Prompt:
The entries below are to be repeated exactly as they stand.
-- begin --
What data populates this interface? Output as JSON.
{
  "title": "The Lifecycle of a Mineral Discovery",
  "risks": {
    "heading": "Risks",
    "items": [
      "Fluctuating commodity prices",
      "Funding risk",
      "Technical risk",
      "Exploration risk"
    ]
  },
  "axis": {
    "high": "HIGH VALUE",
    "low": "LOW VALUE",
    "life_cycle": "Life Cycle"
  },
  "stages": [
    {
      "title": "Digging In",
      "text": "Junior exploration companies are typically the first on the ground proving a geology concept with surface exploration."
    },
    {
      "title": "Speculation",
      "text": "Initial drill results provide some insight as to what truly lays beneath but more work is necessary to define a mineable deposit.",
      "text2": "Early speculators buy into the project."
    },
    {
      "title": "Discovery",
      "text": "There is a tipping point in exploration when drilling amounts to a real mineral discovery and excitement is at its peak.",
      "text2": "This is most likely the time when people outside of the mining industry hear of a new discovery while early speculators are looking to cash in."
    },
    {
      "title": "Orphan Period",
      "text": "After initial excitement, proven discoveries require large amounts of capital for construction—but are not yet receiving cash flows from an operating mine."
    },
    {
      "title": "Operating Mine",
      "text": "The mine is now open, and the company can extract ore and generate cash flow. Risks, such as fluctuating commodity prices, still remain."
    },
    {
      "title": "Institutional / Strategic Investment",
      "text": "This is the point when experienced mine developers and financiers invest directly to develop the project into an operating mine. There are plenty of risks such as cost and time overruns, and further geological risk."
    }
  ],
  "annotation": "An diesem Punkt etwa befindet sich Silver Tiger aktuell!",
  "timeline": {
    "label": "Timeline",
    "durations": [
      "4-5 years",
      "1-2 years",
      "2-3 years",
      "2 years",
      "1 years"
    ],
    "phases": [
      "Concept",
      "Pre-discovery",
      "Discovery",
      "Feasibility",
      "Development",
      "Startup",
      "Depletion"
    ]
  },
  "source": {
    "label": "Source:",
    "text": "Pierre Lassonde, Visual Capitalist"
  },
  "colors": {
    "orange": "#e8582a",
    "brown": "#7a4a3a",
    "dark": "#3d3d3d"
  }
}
-- end --
Written reply:
What data populates this interface? Output as JSON.
{
  "title": "The Lifecycle of a Mineral Discovery",
  "risks": {
    "heading": "Risks",
    "items": [
      "Fluctuating commodity prices",
      "Funding risk",
      "Technical risk",
      "Exploration risk"
    ]
  },
  "axis": {
    "high": "HIGH VALUE",
    "low": "LOW VALUE",
    "life_cycle": "Life Cycle"
  },
  "stages": [
    {
      "title": "Digging In",
      "text": "Junior exploration companies are typically the first on the ground proving a geology concept with surface exploration."
    },
    {
      "title": "Speculation",
      "text": "Initial drill results provide some insight as to what truly lays beneath but more work is necessary to define a mineable deposit.",
      "text2": "Early speculators buy into the project."
    },
    {
      "title": "Discovery",
      "text": "There is a tipping point in exploration when drilling amounts to a real mineral discovery and excitement is at its peak.",
      "text2": "This is most likely the time when people outside of the mining industry hear of a new discovery while early speculators are looking to cash in."
    },
    {
      "title": "Orphan Period",
      "text": "After initial excitement, proven discoveries require large amounts of capital for construction—but are not yet receiving cash flows from an operating mine."
    },
    {
      "title": "Operating Mine",
      "text": "The mine is now open, and the company can extract ore and generate cash flow. Risks, such as fluctuating commodity prices, still remain."
    },
    {
      "title": "Institutional / Strategic Investment",
      "text": "This is the point when experienced mine developers and financiers invest directly to develop the project into an operating mine. There are plenty of risks such as cost and time overruns, and further geological risk."
    }
  ],
  "annotation": "An diesem Punkt etwa befindet sich Silver Tiger aktuell!",
  "timeline": {
    "label": "Timeline",
    "durations": [
      "4-5 years",
      "1-2 years",
      "2-3 years",
      "2 years",
      "1 years"
    ],
    "phases": [
      "Concept",
      "Pre-discovery",
      "Discovery",
      "Feasibility",
      "Development",
      "Startup",
      "Depletion"
    ]
  },
  "source": {
    "label": "Source:",
    "text": "Pierre Lassonde, Visual Capitalist"
  },
  "colors": {
    "orange": "#e8582a",
    "brown": "#7a4a3a",
    "dark": "#3d3d3d"
  }
}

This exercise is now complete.